• [Collected data]
+ + +
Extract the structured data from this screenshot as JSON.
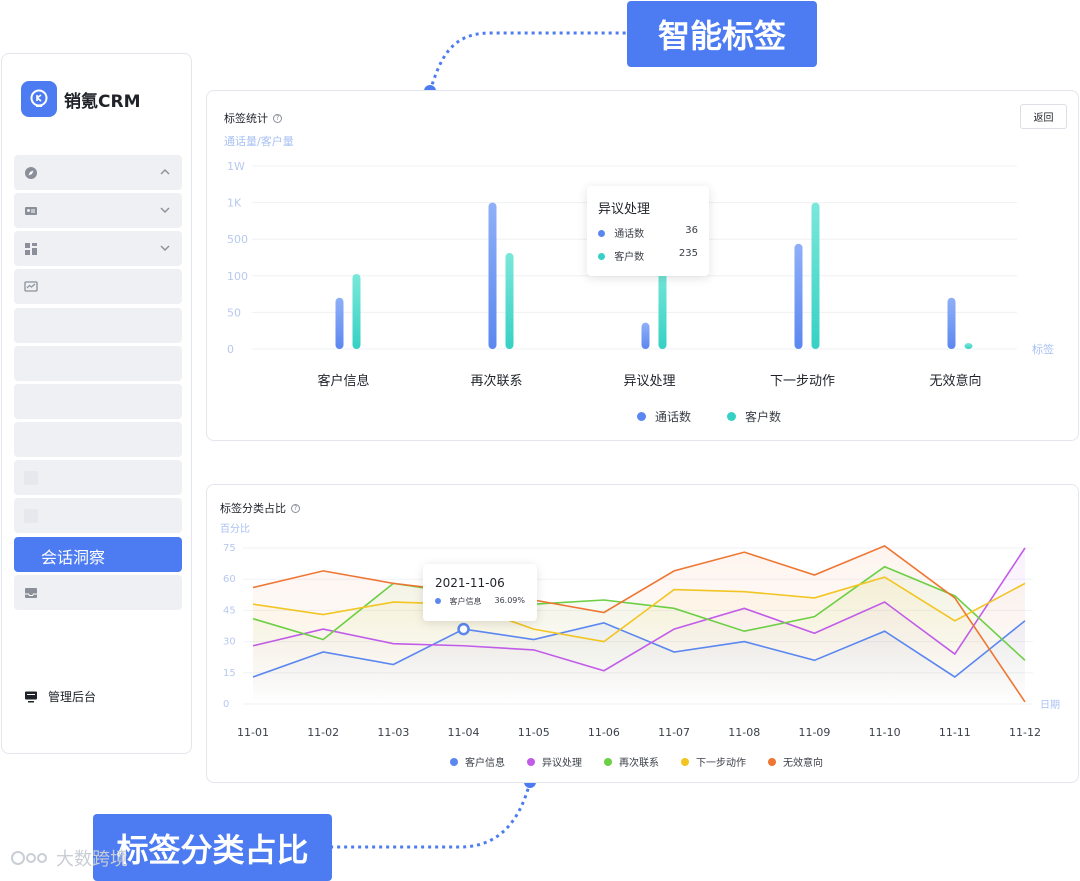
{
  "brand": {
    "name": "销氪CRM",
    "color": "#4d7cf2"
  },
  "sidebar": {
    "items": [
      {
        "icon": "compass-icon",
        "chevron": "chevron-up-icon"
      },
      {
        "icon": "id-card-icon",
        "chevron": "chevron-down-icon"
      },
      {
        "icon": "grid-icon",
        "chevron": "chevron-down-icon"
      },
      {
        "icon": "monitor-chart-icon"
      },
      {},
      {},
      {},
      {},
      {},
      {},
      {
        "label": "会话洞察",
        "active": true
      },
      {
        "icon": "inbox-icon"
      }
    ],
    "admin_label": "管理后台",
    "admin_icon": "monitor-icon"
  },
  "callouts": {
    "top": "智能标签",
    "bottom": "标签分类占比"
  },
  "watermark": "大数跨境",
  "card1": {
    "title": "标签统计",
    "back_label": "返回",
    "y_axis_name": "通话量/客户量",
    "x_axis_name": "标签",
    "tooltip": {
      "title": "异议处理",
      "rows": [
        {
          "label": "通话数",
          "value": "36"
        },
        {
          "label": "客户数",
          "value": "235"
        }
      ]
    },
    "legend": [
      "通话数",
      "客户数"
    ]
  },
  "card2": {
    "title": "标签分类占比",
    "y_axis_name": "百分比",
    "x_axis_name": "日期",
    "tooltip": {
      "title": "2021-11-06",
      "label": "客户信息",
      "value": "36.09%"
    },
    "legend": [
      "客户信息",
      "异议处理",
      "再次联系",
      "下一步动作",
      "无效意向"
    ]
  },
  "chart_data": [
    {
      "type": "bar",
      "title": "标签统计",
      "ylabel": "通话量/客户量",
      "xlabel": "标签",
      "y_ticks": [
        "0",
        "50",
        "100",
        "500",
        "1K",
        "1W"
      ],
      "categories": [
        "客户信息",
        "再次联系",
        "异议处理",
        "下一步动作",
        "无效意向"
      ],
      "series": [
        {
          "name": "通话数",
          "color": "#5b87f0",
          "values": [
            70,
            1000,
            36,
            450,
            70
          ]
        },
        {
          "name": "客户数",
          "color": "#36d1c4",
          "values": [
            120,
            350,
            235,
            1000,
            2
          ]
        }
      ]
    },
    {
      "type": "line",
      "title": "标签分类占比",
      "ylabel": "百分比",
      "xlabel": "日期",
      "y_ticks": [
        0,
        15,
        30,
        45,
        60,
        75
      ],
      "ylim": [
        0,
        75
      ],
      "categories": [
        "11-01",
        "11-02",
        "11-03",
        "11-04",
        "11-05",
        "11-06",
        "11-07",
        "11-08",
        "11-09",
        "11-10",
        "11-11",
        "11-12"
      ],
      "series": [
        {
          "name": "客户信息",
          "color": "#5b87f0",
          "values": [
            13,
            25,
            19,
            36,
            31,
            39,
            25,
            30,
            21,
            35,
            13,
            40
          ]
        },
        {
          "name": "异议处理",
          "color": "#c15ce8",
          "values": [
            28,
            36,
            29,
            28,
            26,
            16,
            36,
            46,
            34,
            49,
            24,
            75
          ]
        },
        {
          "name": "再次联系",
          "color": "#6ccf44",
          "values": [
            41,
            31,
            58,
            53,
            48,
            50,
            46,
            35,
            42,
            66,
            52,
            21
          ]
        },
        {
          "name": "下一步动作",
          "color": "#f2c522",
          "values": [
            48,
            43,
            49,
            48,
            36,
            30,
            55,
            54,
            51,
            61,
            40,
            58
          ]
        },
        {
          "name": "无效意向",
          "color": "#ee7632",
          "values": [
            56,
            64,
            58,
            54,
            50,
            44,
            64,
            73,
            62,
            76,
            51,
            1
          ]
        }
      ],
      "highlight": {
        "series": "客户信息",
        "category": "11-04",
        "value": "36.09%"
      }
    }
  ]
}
+ + +
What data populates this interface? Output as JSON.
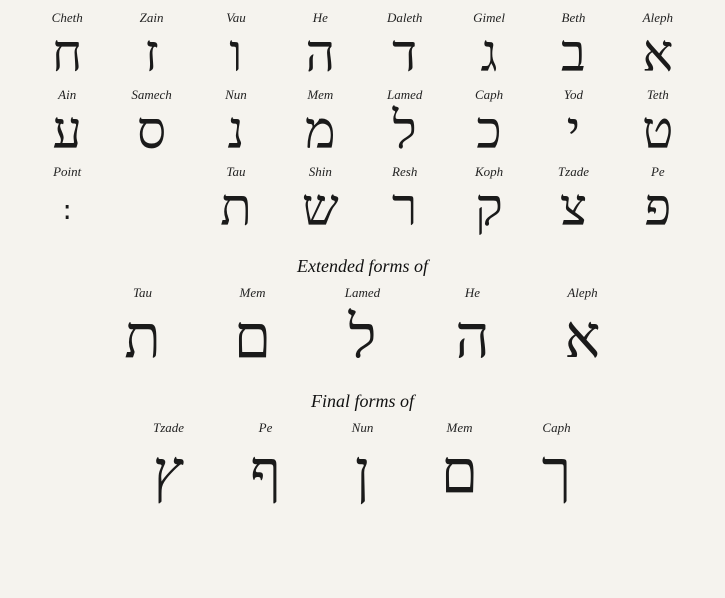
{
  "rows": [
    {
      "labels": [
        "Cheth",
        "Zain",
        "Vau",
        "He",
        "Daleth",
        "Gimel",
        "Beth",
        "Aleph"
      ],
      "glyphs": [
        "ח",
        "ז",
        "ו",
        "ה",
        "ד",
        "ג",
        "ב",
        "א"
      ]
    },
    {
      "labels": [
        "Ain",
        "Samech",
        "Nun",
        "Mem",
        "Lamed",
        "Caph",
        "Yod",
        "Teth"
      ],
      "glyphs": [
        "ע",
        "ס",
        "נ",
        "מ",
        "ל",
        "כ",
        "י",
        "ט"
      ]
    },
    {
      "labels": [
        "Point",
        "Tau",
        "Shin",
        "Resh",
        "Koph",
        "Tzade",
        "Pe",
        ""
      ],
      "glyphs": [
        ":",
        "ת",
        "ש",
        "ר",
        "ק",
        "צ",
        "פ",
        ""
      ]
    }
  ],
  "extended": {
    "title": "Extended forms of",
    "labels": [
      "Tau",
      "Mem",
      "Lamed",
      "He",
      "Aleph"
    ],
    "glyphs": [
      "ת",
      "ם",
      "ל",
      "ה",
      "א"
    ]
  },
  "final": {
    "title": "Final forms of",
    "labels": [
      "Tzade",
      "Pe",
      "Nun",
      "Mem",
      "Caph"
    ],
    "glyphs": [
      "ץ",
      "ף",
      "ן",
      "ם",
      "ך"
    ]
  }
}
+ + +
• [REQUEST]
Lines that hold the word "icon" are the ones to return, every one of them.

• [OUTPUT FOR THIS EXERCISE]
        "icon": "compass-icon",
        "chevron": "chevron-up-icon"
        "icon": "id-card-icon",
        "chevron": "chevron-down-icon"
        "icon": "grid-icon",
        "chevron": "chevron-down-icon"
        "icon": "monitor-chart-icon"
        "icon": "inbox-icon"
    "admin_icon": "monitor-icon"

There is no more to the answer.